Tally the lines in the entries below that contain the string "flanges", treating uppercase and lowercase as different, and reply with only that number.

*SUPPLIED DATA*.
============

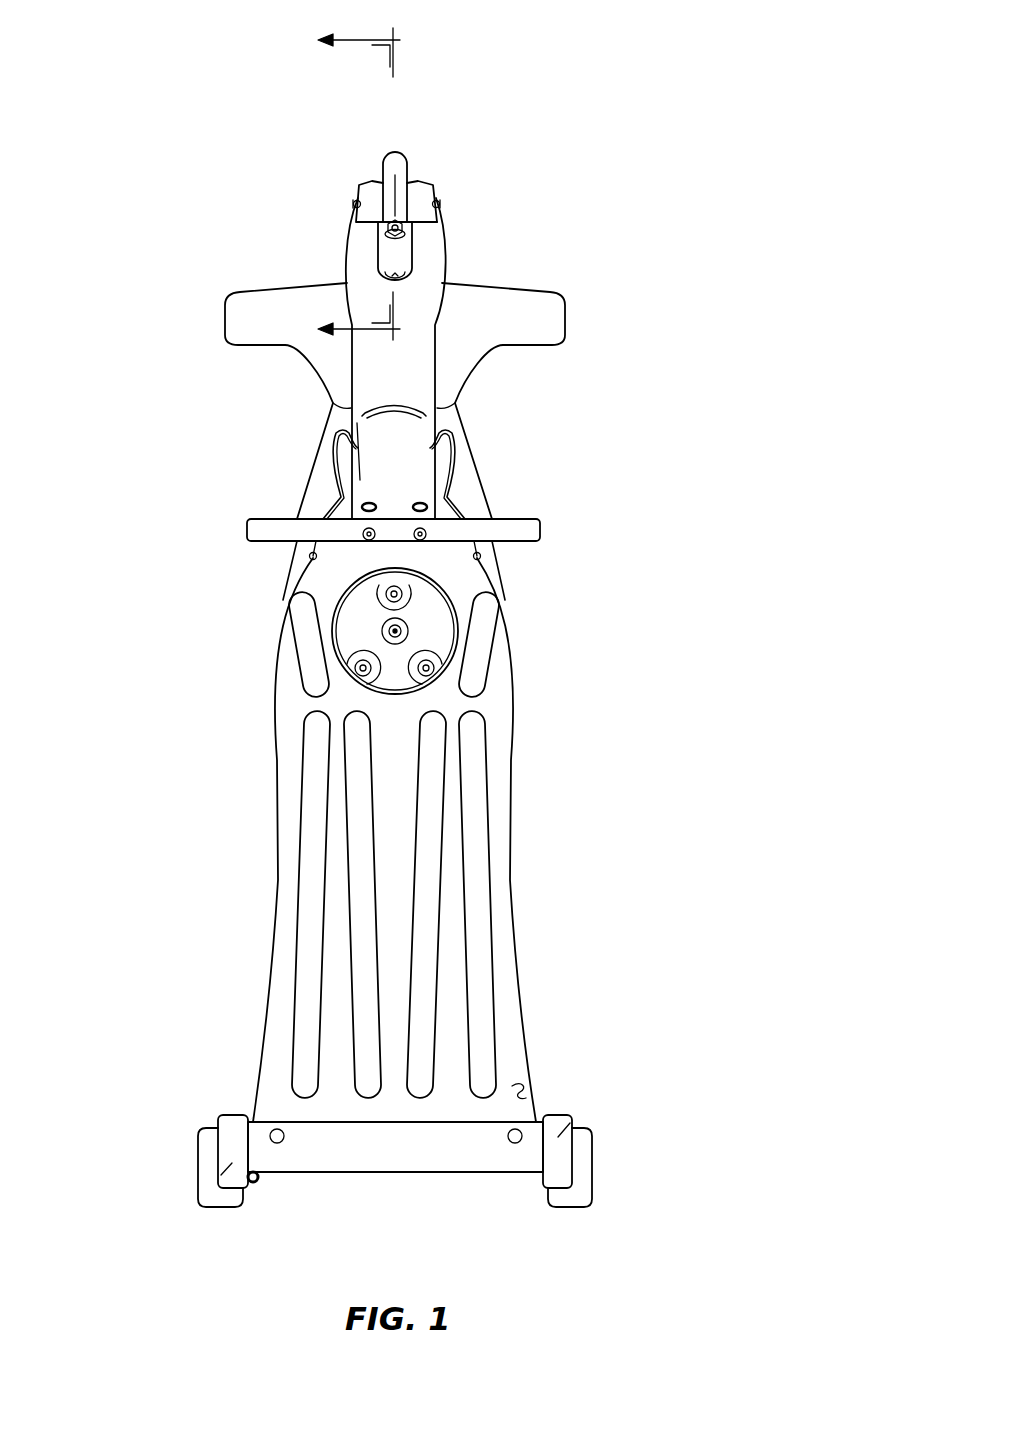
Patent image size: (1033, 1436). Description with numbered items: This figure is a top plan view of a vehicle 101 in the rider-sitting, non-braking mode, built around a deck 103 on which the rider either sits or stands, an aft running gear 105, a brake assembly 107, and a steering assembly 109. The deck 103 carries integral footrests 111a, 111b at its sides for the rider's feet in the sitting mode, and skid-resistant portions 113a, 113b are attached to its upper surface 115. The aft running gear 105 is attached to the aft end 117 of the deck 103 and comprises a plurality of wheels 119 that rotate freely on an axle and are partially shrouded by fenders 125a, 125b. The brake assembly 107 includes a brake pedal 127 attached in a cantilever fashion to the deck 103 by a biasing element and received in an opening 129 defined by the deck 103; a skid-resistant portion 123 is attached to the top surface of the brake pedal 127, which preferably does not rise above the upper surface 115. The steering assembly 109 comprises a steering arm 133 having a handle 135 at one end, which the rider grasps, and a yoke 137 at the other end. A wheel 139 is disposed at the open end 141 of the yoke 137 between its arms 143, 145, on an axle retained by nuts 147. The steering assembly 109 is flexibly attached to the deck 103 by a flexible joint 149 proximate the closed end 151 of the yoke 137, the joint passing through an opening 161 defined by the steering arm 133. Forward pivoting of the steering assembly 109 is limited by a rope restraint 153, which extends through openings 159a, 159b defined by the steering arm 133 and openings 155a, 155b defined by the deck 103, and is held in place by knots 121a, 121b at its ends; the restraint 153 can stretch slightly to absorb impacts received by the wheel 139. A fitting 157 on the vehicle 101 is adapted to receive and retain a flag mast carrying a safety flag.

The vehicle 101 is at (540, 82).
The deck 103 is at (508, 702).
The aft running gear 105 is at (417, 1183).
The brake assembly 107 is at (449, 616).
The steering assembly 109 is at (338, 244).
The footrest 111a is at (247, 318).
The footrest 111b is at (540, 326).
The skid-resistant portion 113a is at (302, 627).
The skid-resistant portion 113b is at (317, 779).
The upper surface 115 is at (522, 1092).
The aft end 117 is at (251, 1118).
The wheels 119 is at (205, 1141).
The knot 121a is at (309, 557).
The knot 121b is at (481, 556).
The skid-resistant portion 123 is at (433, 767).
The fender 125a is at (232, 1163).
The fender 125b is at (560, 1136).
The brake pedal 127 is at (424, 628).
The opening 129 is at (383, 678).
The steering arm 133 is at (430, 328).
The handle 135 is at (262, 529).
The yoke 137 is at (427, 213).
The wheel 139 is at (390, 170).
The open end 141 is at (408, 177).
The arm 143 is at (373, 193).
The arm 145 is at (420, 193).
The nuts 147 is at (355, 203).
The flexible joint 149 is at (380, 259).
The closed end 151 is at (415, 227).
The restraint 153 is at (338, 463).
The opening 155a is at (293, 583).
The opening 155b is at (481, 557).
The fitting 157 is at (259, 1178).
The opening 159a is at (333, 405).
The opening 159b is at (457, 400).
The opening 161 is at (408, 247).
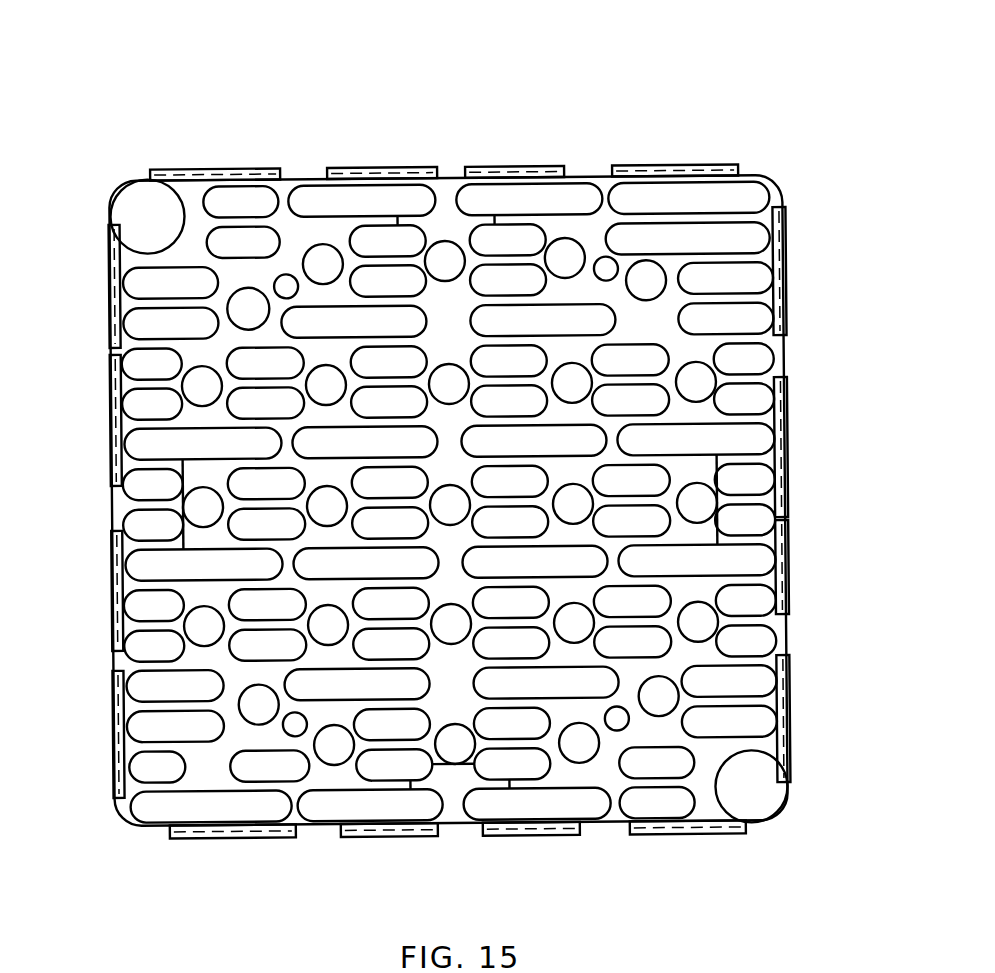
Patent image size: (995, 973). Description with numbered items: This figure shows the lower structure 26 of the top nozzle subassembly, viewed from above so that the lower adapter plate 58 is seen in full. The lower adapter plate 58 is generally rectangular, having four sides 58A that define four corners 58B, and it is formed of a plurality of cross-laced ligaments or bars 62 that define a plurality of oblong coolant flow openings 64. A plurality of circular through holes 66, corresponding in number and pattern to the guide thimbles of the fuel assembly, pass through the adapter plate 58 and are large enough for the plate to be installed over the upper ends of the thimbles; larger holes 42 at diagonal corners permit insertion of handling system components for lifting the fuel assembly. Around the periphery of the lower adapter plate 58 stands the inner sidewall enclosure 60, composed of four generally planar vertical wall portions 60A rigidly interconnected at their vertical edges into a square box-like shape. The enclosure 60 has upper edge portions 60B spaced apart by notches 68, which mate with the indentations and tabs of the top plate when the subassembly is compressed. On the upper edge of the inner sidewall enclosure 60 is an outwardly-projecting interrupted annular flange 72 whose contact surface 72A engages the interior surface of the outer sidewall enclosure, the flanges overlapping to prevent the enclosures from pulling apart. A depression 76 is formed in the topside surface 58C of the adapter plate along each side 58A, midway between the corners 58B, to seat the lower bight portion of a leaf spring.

============

*IN RESPONSE*. 1